> **WRITTEN PROBLEM**:
Swap "Itemize" for "Enumerate" in the lines from the first one through the line with "data-point (315, 148, 328, 160)". Return only those lines, with nothing else changed.

> **MATERIAL PROVIDED**:
+---+

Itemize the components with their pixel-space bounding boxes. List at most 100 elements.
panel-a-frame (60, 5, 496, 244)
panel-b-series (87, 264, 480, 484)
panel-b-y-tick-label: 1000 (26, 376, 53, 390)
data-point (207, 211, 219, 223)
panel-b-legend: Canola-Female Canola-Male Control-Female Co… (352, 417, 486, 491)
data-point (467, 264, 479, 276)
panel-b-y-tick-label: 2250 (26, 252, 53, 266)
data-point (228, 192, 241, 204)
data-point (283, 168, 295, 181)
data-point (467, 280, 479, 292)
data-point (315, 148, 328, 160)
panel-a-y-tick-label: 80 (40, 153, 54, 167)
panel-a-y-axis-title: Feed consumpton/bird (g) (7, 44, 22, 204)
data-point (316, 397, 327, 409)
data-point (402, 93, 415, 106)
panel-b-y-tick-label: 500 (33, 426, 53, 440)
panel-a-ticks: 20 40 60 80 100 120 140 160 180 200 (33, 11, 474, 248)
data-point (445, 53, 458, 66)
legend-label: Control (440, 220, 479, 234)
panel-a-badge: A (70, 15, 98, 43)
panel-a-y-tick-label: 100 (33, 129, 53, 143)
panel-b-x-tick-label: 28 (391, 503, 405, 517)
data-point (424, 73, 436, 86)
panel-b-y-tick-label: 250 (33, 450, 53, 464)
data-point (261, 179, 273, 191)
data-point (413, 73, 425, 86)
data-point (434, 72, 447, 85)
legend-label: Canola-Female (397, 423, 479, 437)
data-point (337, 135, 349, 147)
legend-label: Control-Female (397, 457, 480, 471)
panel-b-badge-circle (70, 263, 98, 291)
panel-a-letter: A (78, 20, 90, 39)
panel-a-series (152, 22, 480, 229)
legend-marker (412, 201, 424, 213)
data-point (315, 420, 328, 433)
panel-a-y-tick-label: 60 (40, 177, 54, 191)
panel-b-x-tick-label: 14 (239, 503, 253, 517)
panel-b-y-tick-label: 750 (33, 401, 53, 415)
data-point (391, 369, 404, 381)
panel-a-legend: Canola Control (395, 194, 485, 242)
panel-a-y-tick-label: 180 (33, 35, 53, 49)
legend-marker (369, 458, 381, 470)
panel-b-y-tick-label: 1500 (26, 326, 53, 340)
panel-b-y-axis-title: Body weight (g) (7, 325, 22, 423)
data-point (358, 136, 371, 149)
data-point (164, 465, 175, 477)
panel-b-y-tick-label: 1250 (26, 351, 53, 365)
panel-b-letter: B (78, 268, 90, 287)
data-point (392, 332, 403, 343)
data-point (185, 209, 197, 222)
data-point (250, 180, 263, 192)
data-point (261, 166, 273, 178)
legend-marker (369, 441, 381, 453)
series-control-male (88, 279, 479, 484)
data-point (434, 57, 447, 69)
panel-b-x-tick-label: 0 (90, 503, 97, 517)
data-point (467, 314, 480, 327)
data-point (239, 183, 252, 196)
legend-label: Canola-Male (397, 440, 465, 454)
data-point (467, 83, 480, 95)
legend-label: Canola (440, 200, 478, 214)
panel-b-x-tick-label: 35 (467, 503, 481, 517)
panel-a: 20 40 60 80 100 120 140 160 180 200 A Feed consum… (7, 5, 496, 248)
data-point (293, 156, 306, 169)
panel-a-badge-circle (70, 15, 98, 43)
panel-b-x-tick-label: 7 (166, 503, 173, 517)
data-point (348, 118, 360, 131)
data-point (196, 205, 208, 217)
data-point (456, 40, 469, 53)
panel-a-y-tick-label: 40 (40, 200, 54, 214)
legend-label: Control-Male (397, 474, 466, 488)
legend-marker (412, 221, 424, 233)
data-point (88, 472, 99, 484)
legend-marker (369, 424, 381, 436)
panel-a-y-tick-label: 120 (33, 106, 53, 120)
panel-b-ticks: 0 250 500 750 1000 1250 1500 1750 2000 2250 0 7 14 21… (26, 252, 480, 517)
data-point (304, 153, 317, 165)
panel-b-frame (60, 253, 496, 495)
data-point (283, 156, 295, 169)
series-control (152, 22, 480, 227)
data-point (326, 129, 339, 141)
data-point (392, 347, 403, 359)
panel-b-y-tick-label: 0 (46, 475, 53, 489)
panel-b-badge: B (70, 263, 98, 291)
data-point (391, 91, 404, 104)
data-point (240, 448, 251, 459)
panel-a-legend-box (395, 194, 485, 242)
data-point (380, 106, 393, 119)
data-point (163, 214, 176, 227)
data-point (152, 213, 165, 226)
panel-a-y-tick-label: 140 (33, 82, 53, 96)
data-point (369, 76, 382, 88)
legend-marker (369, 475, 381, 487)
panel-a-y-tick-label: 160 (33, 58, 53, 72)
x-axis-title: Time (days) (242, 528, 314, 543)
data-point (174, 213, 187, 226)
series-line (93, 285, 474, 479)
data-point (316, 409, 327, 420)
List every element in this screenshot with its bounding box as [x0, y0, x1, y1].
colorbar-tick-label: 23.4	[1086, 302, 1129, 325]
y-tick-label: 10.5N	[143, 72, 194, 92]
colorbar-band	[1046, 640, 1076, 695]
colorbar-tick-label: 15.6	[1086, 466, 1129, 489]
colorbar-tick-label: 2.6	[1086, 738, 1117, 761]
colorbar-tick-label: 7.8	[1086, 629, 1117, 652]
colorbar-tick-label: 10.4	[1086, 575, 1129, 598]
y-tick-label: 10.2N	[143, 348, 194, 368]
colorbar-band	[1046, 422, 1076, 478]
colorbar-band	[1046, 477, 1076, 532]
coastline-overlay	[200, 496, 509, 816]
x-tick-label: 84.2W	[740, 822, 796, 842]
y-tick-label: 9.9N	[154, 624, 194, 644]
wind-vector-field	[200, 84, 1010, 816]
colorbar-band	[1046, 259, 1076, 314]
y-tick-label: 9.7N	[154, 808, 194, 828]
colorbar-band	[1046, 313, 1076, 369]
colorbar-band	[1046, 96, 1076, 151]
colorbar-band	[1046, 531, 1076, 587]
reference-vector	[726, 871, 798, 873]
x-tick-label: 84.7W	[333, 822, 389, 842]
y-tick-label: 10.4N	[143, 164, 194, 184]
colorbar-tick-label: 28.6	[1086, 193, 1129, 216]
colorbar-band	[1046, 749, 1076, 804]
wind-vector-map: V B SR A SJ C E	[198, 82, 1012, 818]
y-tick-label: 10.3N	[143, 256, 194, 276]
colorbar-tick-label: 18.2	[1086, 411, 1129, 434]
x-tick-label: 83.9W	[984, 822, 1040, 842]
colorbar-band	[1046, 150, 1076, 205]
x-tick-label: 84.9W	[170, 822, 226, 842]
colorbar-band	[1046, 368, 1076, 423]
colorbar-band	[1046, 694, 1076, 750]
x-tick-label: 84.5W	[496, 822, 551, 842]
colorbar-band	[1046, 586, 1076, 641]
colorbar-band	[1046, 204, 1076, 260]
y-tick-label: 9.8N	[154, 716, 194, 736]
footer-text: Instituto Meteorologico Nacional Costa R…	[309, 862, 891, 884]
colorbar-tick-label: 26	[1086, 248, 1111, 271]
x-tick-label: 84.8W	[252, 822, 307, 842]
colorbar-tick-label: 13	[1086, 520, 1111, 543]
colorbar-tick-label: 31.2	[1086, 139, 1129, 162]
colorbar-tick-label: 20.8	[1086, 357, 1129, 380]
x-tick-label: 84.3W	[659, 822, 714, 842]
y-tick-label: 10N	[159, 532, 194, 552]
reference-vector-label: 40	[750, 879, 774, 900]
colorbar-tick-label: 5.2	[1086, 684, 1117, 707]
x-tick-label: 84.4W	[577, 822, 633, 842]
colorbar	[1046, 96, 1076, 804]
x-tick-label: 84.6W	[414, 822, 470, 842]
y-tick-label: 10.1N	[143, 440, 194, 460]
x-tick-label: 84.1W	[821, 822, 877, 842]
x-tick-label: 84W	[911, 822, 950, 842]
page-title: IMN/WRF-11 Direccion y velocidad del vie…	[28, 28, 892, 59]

+---+

> **RESPONSE FOR THIS EXERCISE**:
Enumerate the components with their pixel-space bounding boxes. List at most 100 elements.
panel-a-frame (60, 5, 496, 244)
panel-b-series (87, 264, 480, 484)
panel-b-y-tick-label: 1000 (26, 376, 53, 390)
data-point (207, 211, 219, 223)
panel-b-legend: Canola-Female Canola-Male Control-Female Co… (352, 417, 486, 491)
data-point (467, 264, 479, 276)
panel-b-y-tick-label: 2250 (26, 252, 53, 266)
data-point (228, 192, 241, 204)
data-point (283, 168, 295, 181)
data-point (467, 280, 479, 292)
data-point (315, 148, 328, 160)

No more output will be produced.